[Stored data]
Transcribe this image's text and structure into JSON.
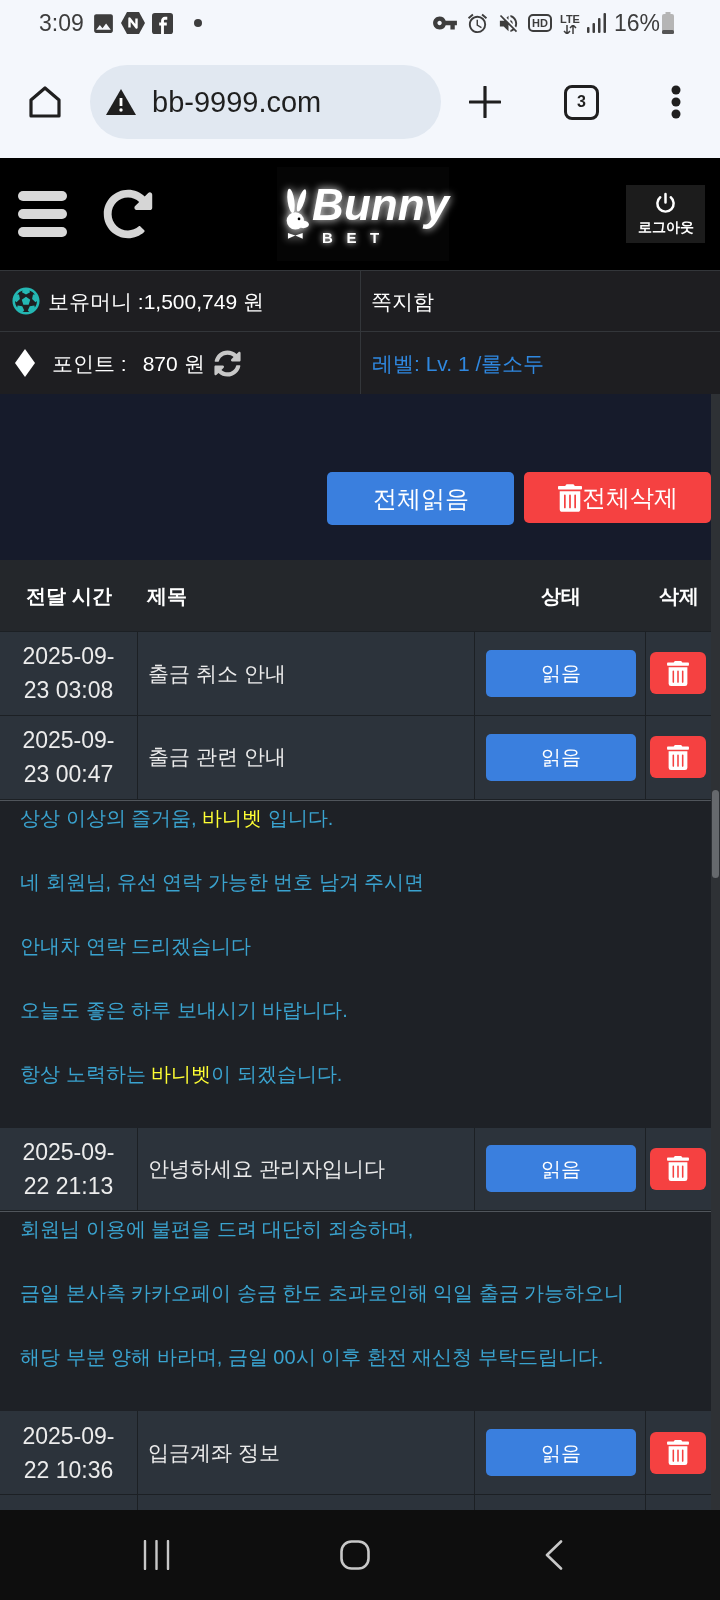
{
  "status_bar": {
    "time": "3:09",
    "indicators": [
      "HD",
      "LTE"
    ],
    "battery": "16%"
  },
  "browser": {
    "url": "bb-9999.com",
    "tab_count": "3"
  },
  "header": {
    "logo": {
      "name": "Bunny",
      "tag": "BET"
    },
    "logout": "로그아웃"
  },
  "account": {
    "balance": "보유머니 :1,500,749 원",
    "inbox": "쪽지함",
    "points_label": "포인트 :",
    "points_value": "870 원",
    "level": "레벨: Lv. 1 /롤소두"
  },
  "actions": [
    {
      "kind": "read_all",
      "label": "전체읽음"
    },
    {
      "kind": "delete_all",
      "label": "전체삭제"
    }
  ],
  "table": {
    "columns": [
      "전달 시간",
      "제목",
      "상태",
      "삭제"
    ],
    "rows": [
      {
        "sent": [
          "2025-09-",
          "23 03:08"
        ],
        "title": "출금 취소 안내",
        "status": "읽음"
      },
      {
        "sent": [
          "2025-09-",
          "23 00:47"
        ],
        "title": "출금 관련 안내",
        "status": "읽음",
        "message": [
          [
            {
              "text": "상상 이상의 즐거움, ",
              "highlight": false
            },
            {
              "text": "바니벳",
              "highlight": true
            },
            {
              "text": " 입니다.",
              "highlight": false
            }
          ],
          [
            {
              "text": "네 회원님, 유선 연락 가능한 번호 남겨 주시면",
              "highlight": false
            }
          ],
          [
            {
              "text": "안내차 연락 드리겠습니다",
              "highlight": false
            }
          ],
          [
            {
              "text": "오늘도 좋은 하루 보내시기 바랍니다.",
              "highlight": false
            }
          ],
          [
            {
              "text": "항상 노력하는 ",
              "highlight": false
            },
            {
              "text": "바니벳",
              "highlight": true
            },
            {
              "text": "이 되겠습니다.",
              "highlight": false
            }
          ]
        ]
      },
      {
        "sent": [
          "2025-09-",
          "22 21:13"
        ],
        "title": "안녕하세요 관리자입니다",
        "status": "읽음",
        "message": [
          [
            {
              "text": "회원님 이용에 불편을 드려 대단히 죄송하며,",
              "highlight": false
            }
          ],
          [
            {
              "text": "금일 본사측 카카오페이 송금 한도 초과로인해 익일 출금 가능하오니",
              "highlight": false
            }
          ],
          [
            {
              "text": "해당 부분 양해 바라며, 금일 00시 이후 환전 재신청 부탁드립니다.",
              "highlight": false
            }
          ]
        ]
      },
      {
        "sent": [
          "2025-09-",
          "22 10:36"
        ],
        "title": "입금계좌 정보",
        "status": "읽음"
      }
    ]
  }
}
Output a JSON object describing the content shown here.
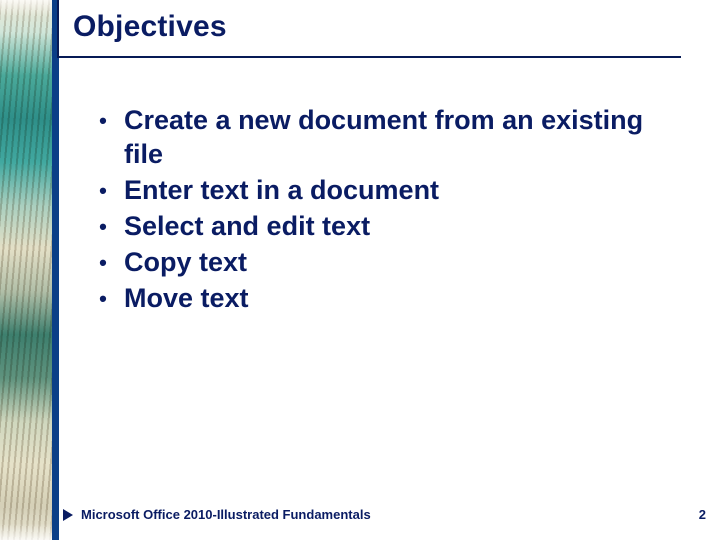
{
  "title": "Objectives",
  "bullets": [
    "Create a new document from an existing file",
    "Enter text in a document",
    "Select and edit text",
    "Copy text",
    "Move text"
  ],
  "footer": {
    "text": "Microsoft Office 2010-Illustrated Fundamentals",
    "page": "2"
  }
}
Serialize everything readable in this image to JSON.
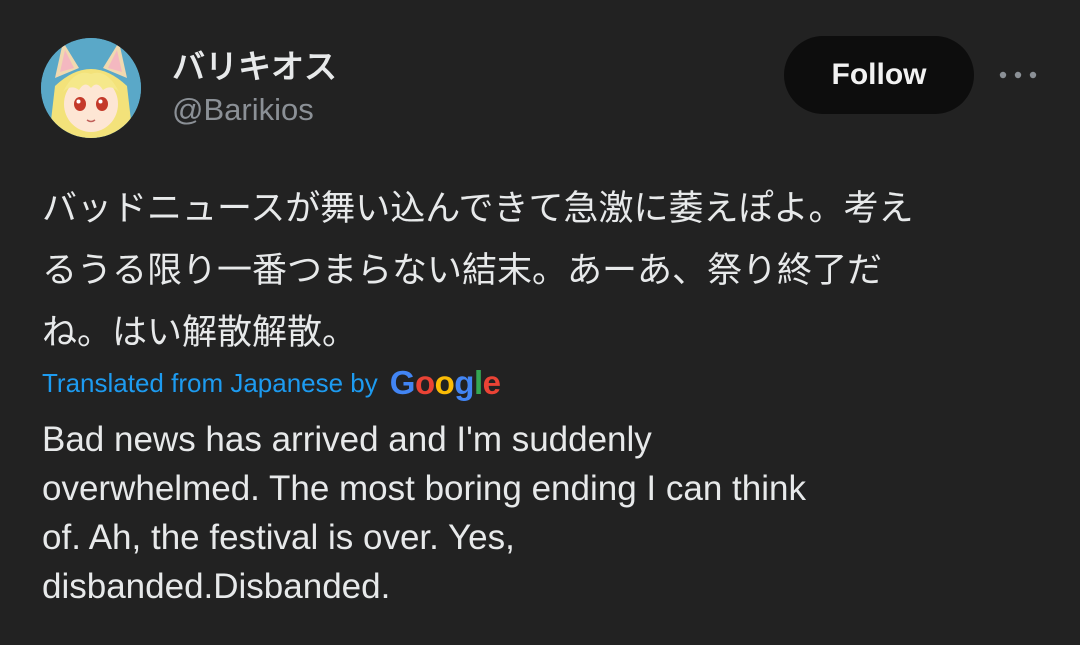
{
  "author": {
    "display_name": "バリキオス",
    "handle": "@Barikios",
    "avatar_icon": "anime-character-avatar"
  },
  "actions": {
    "follow_label": "Follow",
    "more_icon": "more-options-icon"
  },
  "tweet": {
    "lines": [
      "バッドニュースが舞い込んできて急激に萎えぽよ。考え",
      "るうる限り一番つまらない結末。あーあ、祭り終了だ",
      "ね。はい解散解散。"
    ]
  },
  "translation": {
    "label": "Translated from Japanese by",
    "provider": "Google",
    "lines": [
      "Bad news has arrived and I'm suddenly",
      "overwhelmed. The most boring ending I can think",
      "of. Ah, the festival is over. Yes,",
      "disbanded.Disbanded."
    ]
  },
  "colors": {
    "background": "#222222",
    "text": "#e7e9ea",
    "secondary_text": "#8b9096",
    "link": "#1d9bf0",
    "follow_button_bg": "#0d0d0d"
  }
}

DIRECTION: Omit the pictures and restate the rest of the records verbatim.

RESULT:
Transcribe this image's text and structure into JSON.
{
  "status_bar": {
    "time": "3:09",
    "indicators": [
      "HD",
      "LTE"
    ],
    "battery": "16%"
  },
  "browser": {
    "url": "bb-9999.com",
    "tab_count": "3"
  },
  "header": {
    "logo": {
      "name": "Bunny",
      "tag": "BET"
    },
    "logout": "로그아웃"
  },
  "account": {
    "balance": "보유머니 :1,500,749 원",
    "inbox": "쪽지함",
    "points_label": "포인트 :",
    "points_value": "870 원",
    "level": "레벨: Lv. 1 /롤소두"
  },
  "actions": [
    {
      "kind": "read_all",
      "label": "전체읽음"
    },
    {
      "kind": "delete_all",
      "label": "전체삭제"
    }
  ],
  "table": {
    "columns": [
      "전달 시간",
      "제목",
      "상태",
      "삭제"
    ],
    "rows": [
      {
        "sent": [
          "2025-09-",
          "23 03:08"
        ],
        "title": "출금 취소 안내",
        "status": "읽음"
      },
      {
        "sent": [
          "2025-09-",
          "23 00:47"
        ],
        "title": "출금 관련 안내",
        "status": "읽음",
        "message": [
          [
            {
              "text": "상상 이상의 즐거움, ",
              "highlight": false
            },
            {
              "text": "바니벳",
              "highlight": true
            },
            {
              "text": " 입니다.",
              "highlight": false
            }
          ],
          [
            {
              "text": "네 회원님, 유선 연락 가능한 번호 남겨 주시면",
              "highlight": false
            }
          ],
          [
            {
              "text": "안내차 연락 드리겠습니다",
              "highlight": false
            }
          ],
          [
            {
              "text": "오늘도 좋은 하루 보내시기 바랍니다.",
              "highlight": false
            }
          ],
          [
            {
              "text": "항상 노력하는 ",
              "highlight": false
            },
            {
              "text": "바니벳",
              "highlight": true
            },
            {
              "text": "이 되겠습니다.",
              "highlight": false
            }
          ]
        ]
      },
      {
        "sent": [
          "2025-09-",
          "22 21:13"
        ],
        "title": "안녕하세요 관리자입니다",
        "status": "읽음",
        "message": [
          [
            {
              "text": "회원님 이용에 불편을 드려 대단히 죄송하며,",
              "highlight": false
            }
          ],
          [
            {
              "text": "금일 본사측 카카오페이 송금 한도 초과로인해 익일 출금 가능하오니",
              "highlight": false
            }
          ],
          [
            {
              "text": "해당 부분 양해 바라며, 금일 00시 이후 환전 재신청 부탁드립니다.",
              "highlight": false
            }
          ]
        ]
      },
      {
        "sent": [
          "2025-09-",
          "22 10:36"
        ],
        "title": "입금계좌 정보",
        "status": "읽음"
      }
    ]
  }
}
Output a JSON object describing the content shown here.
{
  "title": "Objectives",
  "bullets": [
    "Create a new document from an existing file",
    "Enter text in a document",
    "Select and edit text",
    "Copy text",
    "Move text"
  ],
  "footer": {
    "text": "Microsoft Office 2010-Illustrated Fundamentals",
    "page": "2"
  }
}
Serialize everything readable in this image to JSON.
{
  "author": {
    "display_name": "バリキオス",
    "handle": "@Barikios",
    "avatar_icon": "anime-character-avatar"
  },
  "actions": {
    "follow_label": "Follow",
    "more_icon": "more-options-icon"
  },
  "tweet": {
    "lines": [
      "バッドニュースが舞い込んできて急激に萎えぽよ。考え",
      "るうる限り一番つまらない結末。あーあ、祭り終了だ",
      "ね。はい解散解散。"
    ]
  },
  "translation": {
    "label": "Translated from Japanese by",
    "provider": "Google",
    "lines": [
      "Bad news has arrived and I'm suddenly",
      "overwhelmed. The most boring ending I can think",
      "of. Ah, the festival is over. Yes,",
      "disbanded.Disbanded."
    ]
  },
  "colors": {
    "background": "#222222",
    "text": "#e7e9ea",
    "secondary_text": "#8b9096",
    "link": "#1d9bf0",
    "follow_button_bg": "#0d0d0d"
  }
}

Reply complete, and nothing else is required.